YOUR OBJECTIVE:
Without the pictures, set down the records below word for word.

— begin DATA PROVIDED —

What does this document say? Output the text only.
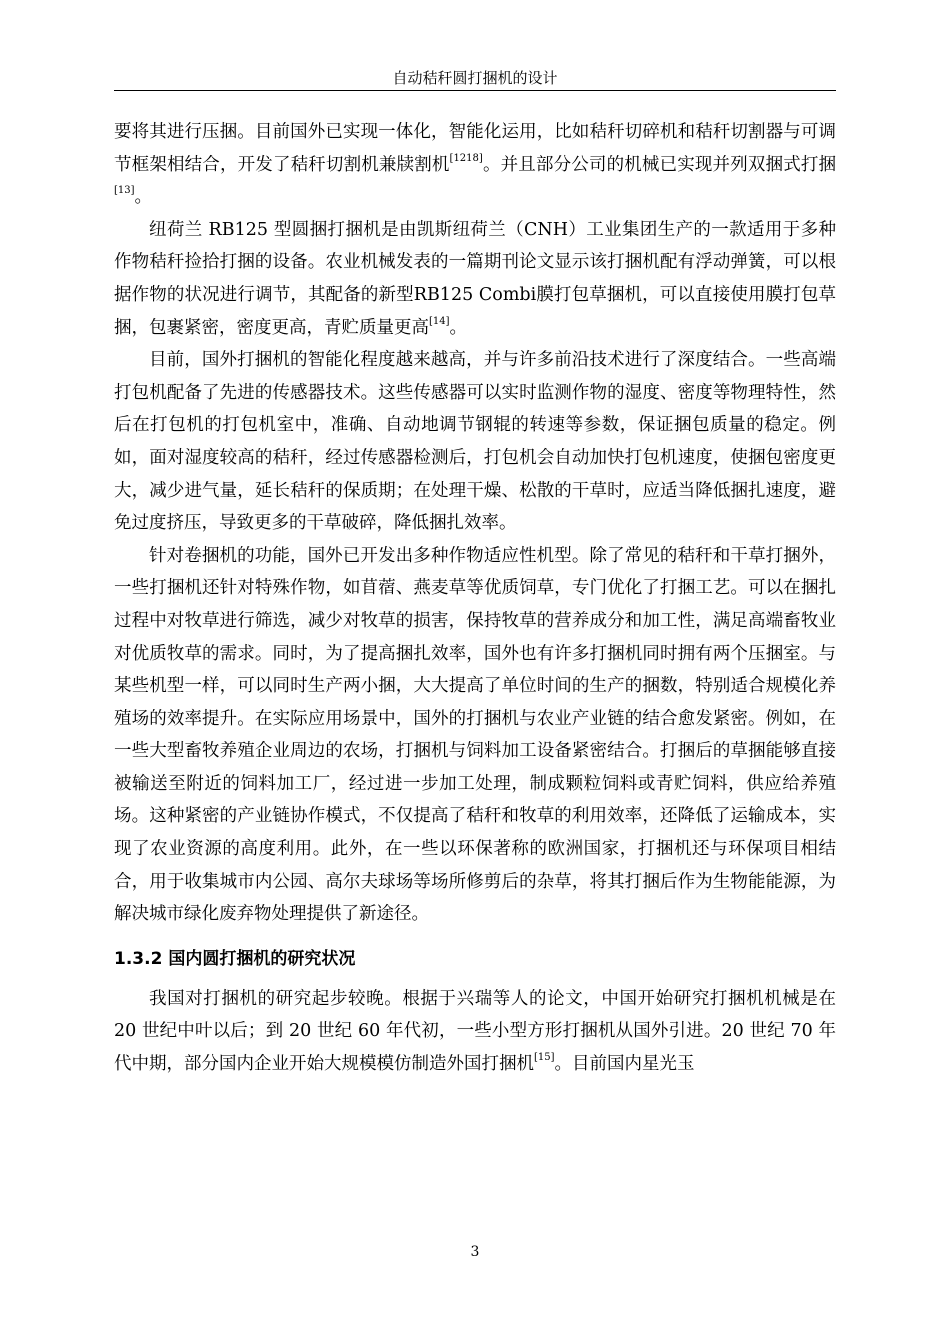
自动秸秆圆打捆机的设计

要将其进行压捆。目前国外已实现一体化，智能化运用，比如秸秆切碎机和秸秆切割器与可调节框架相结合，开发了秸秆切割机兼牍割机[1218]。并且部分公司的机械已实现并列双捆式打捆[13]。

纽荷兰 RB125 型圆捆打捆机是由凯斯纽荷兰（CNH）工业集团生产的一款适用于多种作物秸秆捡拾打捆的设备。农业机械发表的一篇期刊论文显示该打捆机配有浮动弹簧，可以根据作物的状况进行调节，其配备的新型RB125 Combi膜打包草捆机，可以直接使用膜打包草捆，包裹紧密，密度更高，青贮质量更高[14]。

目前，国外打捆机的智能化程度越来越高，并与许多前沿技术进行了深度结合。一些高端打包机配备了先进的传感器技术。这些传感器可以实时监测作物的湿度、密度等物理特性，然后在打包机的打包机室中，准确、自动地调节钢辊的转速等参数，保证捆包质量的稳定。例如，面对湿度较高的秸秆，经过传感器检测后，打包机会自动加快打包机速度，使捆包密度更大，减少进气量，延长秸秆的保质期；在处理干燥、松散的干草时，应适当降低捆扎速度，避免过度挤压，导致更多的干草破碎，降低捆扎效率。

针对卷捆机的功能，国外已开发出多种作物适应性机型。除了常见的秸秆和干草打捆外，一些打捆机还针对特殊作物，如苜蓿、燕麦草等优质饲草，专门优化了打捆工艺。可以在捆扎过程中对牧草进行筛选，减少对牧草的损害，保持牧草的营养成分和加工性，满足高端畜牧业对优质牧草的需求。同时，为了提高捆扎效率，国外也有许多打捆机同时拥有两个压捆室。与某些机型一样，可以同时生产两小捆，大大提高了单位时间的生产的捆数，特别适合规模化养殖场的效率提升。在实际应用场景中，国外的打捆机与农业产业链的结合愈发紧密。例如，在一些大型畜牧养殖企业周边的农场，打捆机与饲料加工设备紧密结合。打捆后的草捆能够直接被输送至附近的饲料加工厂，经过进一步加工处理，制成颗粒饲料或青贮饲料，供应给养殖场。这种紧密的产业链协作模式，不仅提高了秸秆和牧草的利用效率，还降低了运输成本，实现了农业资源的高度利用。此外，在一些以环保著称的欧洲国家，打捆机还与环保项目相结合，用于收集城市内公园、高尔夫球场等场所修剪后的杂草，将其打捆后作为生物能能源，为解决城市绿化废弃物处理提供了新途径。

1.3.2 国内圆打捆机的研究状况

我国对打捆机的研究起步较晚。根据于兴瑞等人的论文，中国开始研究打捆机机械是在 20 世纪中叶以后；到 20 世纪 60 年代初，一些小型方形打捆机从国外引进。20 世纪 70 年代中期，部分国内企业开始大规模模仿制造外国打捆机[15]。目前国内星光玉

3
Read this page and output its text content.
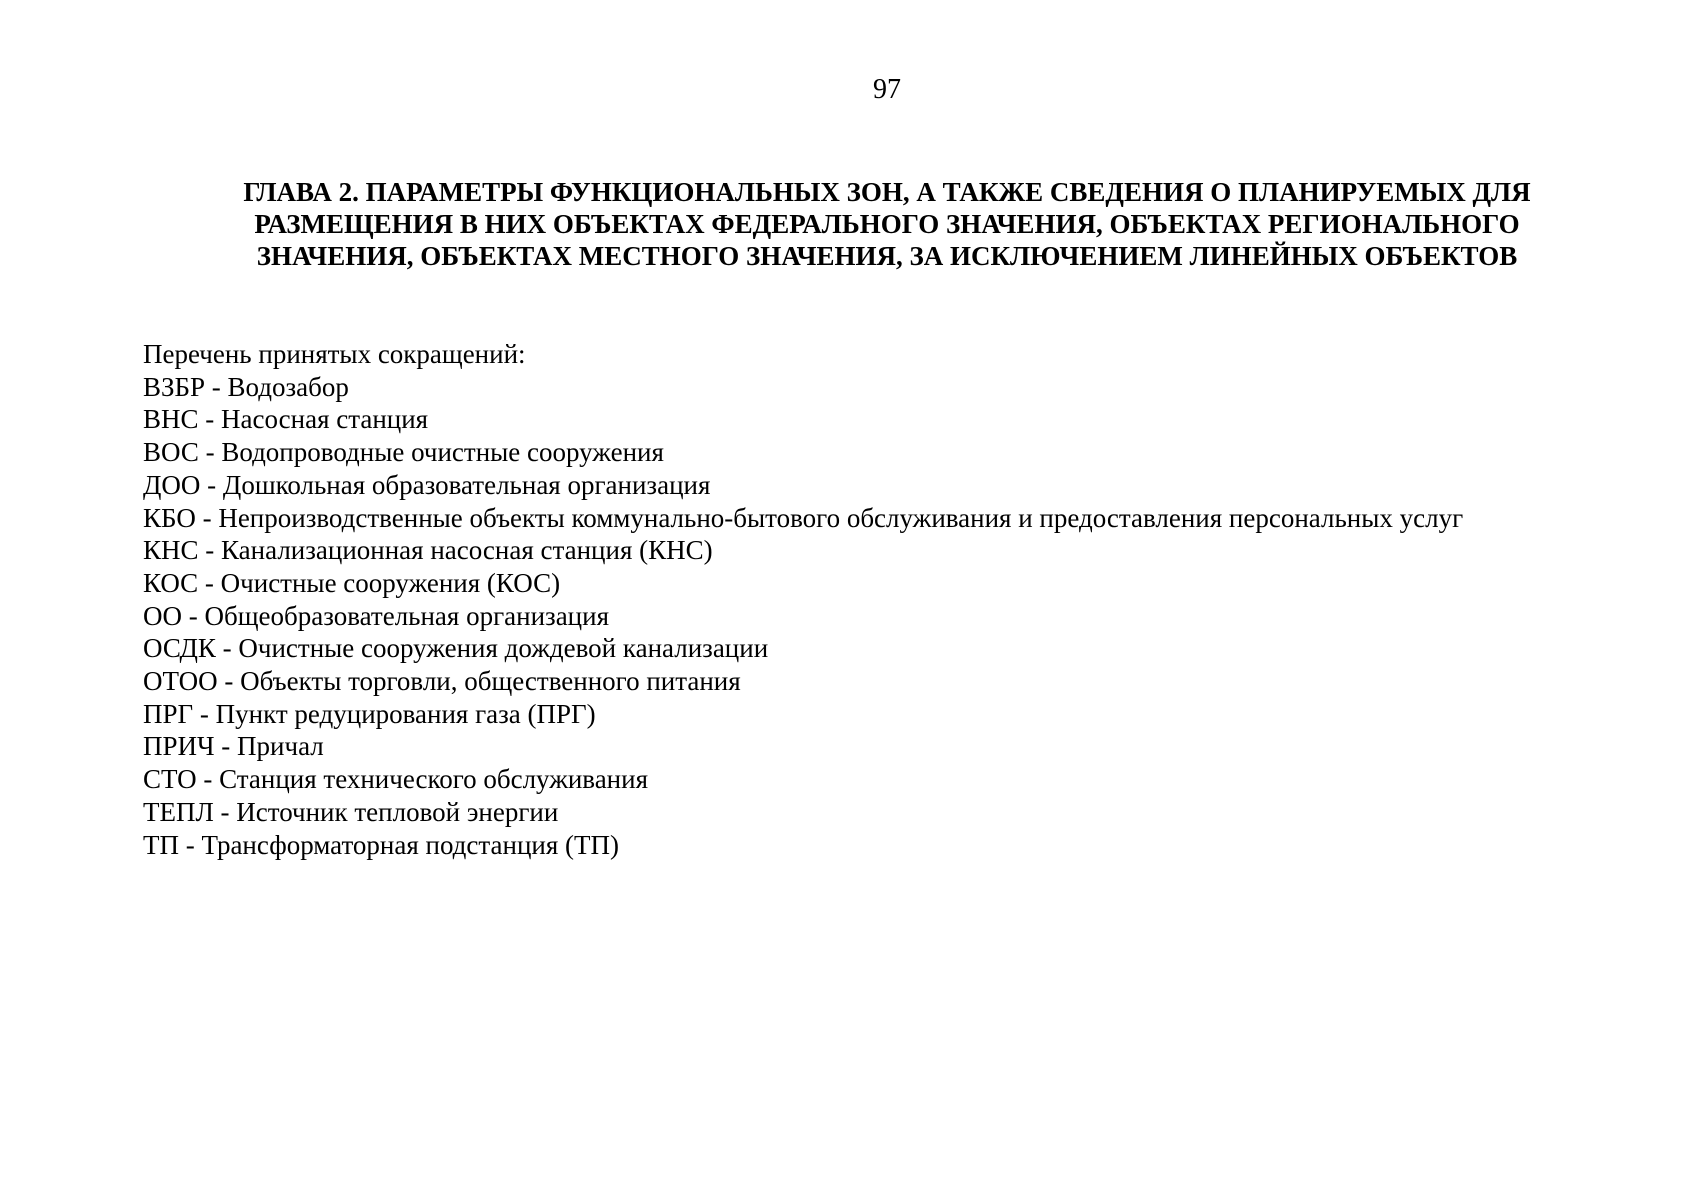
97
ГЛАВА 2. ПАРАМЕТРЫ ФУНКЦИОНАЛЬНЫХ ЗОН, А ТАКЖЕ СВЕДЕНИЯ О ПЛАНИРУЕМЫХ ДЛЯ
РАЗМЕЩЕНИЯ В НИХ ОБЪЕКТАХ ФЕДЕРАЛЬНОГО ЗНАЧЕНИЯ, ОБЪЕКТАХ РЕГИОНАЛЬНОГО
ЗНАЧЕНИЯ, ОБЪЕКТАХ МЕСТНОГО ЗНАЧЕНИЯ, ЗА ИСКЛЮЧЕНИЕМ ЛИНЕЙНЫХ ОБЪЕКТОВ

Перечень принятых сокращений:

ВЗБР - Водозабор
ВНС - Насосная станция
ВОС - Водопроводные очистные сооружения
ДОО - Дошкольная образовательная организация
КБО - Непроизводственные объекты коммунально-бытового обслуживания и предоставления персональных услуг
КНС - Канализационная насосная станция (КНС)
КОС - Очистные сооружения (КОС)
ОО - Общеобразовательная организация
ОСДК - Очистные сооружения дождевой канализации
ОТОО - Объекты торговли, общественного питания
ПРГ - Пункт редуцирования газа (ПРГ)
ПРИЧ - Причал
СТО - Станция технического обслуживания
ТЕПЛ - Источник тепловой энергии
ТП - Трансформаторная подстанция (ТП)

— end DATA PROVIDED —

RESPONSE TO THE EXERCISE:
What does this document say? Output the text only.
自动秸秆圆打捆机的设计

要将其进行压捆。目前国外已实现一体化，智能化运用，比如秸秆切碎机和秸秆切割器与可调节框架相结合，开发了秸秆切割机兼牍割机[1218]。并且部分公司的机械已实现并列双捆式打捆[13]。

纽荷兰 RB125 型圆捆打捆机是由凯斯纽荷兰（CNH）工业集团生产的一款适用于多种作物秸秆捡拾打捆的设备。农业机械发表的一篇期刊论文显示该打捆机配有浮动弹簧，可以根据作物的状况进行调节，其配备的新型RB125 Combi膜打包草捆机，可以直接使用膜打包草捆，包裹紧密，密度更高，青贮质量更高[14]。

目前，国外打捆机的智能化程度越来越高，并与许多前沿技术进行了深度结合。一些高端打包机配备了先进的传感器技术。这些传感器可以实时监测作物的湿度、密度等物理特性，然后在打包机的打包机室中，准确、自动地调节钢辊的转速等参数，保证捆包质量的稳定。例如，面对湿度较高的秸秆，经过传感器检测后，打包机会自动加快打包机速度，使捆包密度更大，减少进气量，延长秸秆的保质期；在处理干燥、松散的干草时，应适当降低捆扎速度，避免过度挤压，导致更多的干草破碎，降低捆扎效率。

针对卷捆机的功能，国外已开发出多种作物适应性机型。除了常见的秸秆和干草打捆外，一些打捆机还针对特殊作物，如苜蓿、燕麦草等优质饲草，专门优化了打捆工艺。可以在捆扎过程中对牧草进行筛选，减少对牧草的损害，保持牧草的营养成分和加工性，满足高端畜牧业对优质牧草的需求。同时，为了提高捆扎效率，国外也有许多打捆机同时拥有两个压捆室。与某些机型一样，可以同时生产两小捆，大大提高了单位时间的生产的捆数，特别适合规模化养殖场的效率提升。在实际应用场景中，国外的打捆机与农业产业链的结合愈发紧密。例如，在一些大型畜牧养殖企业周边的农场，打捆机与饲料加工设备紧密结合。打捆后的草捆能够直接被输送至附近的饲料加工厂，经过进一步加工处理，制成颗粒饲料或青贮饲料，供应给养殖场。这种紧密的产业链协作模式，不仅提高了秸秆和牧草的利用效率，还降低了运输成本，实现了农业资源的高度利用。此外，在一些以环保著称的欧洲国家，打捆机还与环保项目相结合，用于收集城市内公园、高尔夫球场等场所修剪后的杂草，将其打捆后作为生物能能源，为解决城市绿化废弃物处理提供了新途径。

1.3.2 国内圆打捆机的研究状况

我国对打捆机的研究起步较晚。根据于兴瑞等人的论文，中国开始研究打捆机机械是在 20 世纪中叶以后；到 20 世纪 60 年代初，一些小型方形打捆机从国外引进。20 世纪 70 年代中期，部分国内企业开始大规模模仿制造外国打捆机[15]。目前国内星光玉

3
Read this page and output its text content.
97
ГЛАВА 2. ПАРАМЕТРЫ ФУНКЦИОНАЛЬНЫХ ЗОН, А ТАКЖЕ СВЕДЕНИЯ О ПЛАНИРУЕМЫХ ДЛЯ
РАЗМЕЩЕНИЯ В НИХ ОБЪЕКТАХ ФЕДЕРАЛЬНОГО ЗНАЧЕНИЯ, ОБЪЕКТАХ РЕГИОНАЛЬНОГО
ЗНАЧЕНИЯ, ОБЪЕКТАХ МЕСТНОГО ЗНАЧЕНИЯ, ЗА ИСКЛЮЧЕНИЕМ ЛИНЕЙНЫХ ОБЪЕКТОВ

Перечень принятых сокращений:

ВЗБР - Водозабор
ВНС - Насосная станция
ВОС - Водопроводные очистные сооружения
ДОО - Дошкольная образовательная организация
КБО - Непроизводственные объекты коммунально-бытового обслуживания и предоставления персональных услуг
КНС - Канализационная насосная станция (КНС)
КОС - Очистные сооружения (КОС)
ОО - Общеобразовательная организация
ОСДК - Очистные сооружения дождевой канализации
ОТОО - Объекты торговли, общественного питания
ПРГ - Пункт редуцирования газа (ПРГ)
ПРИЧ - Причал
СТО - Станция технического обслуживания
ТЕПЛ - Источник тепловой энергии
ТП - Трансформаторная подстанция (ТП)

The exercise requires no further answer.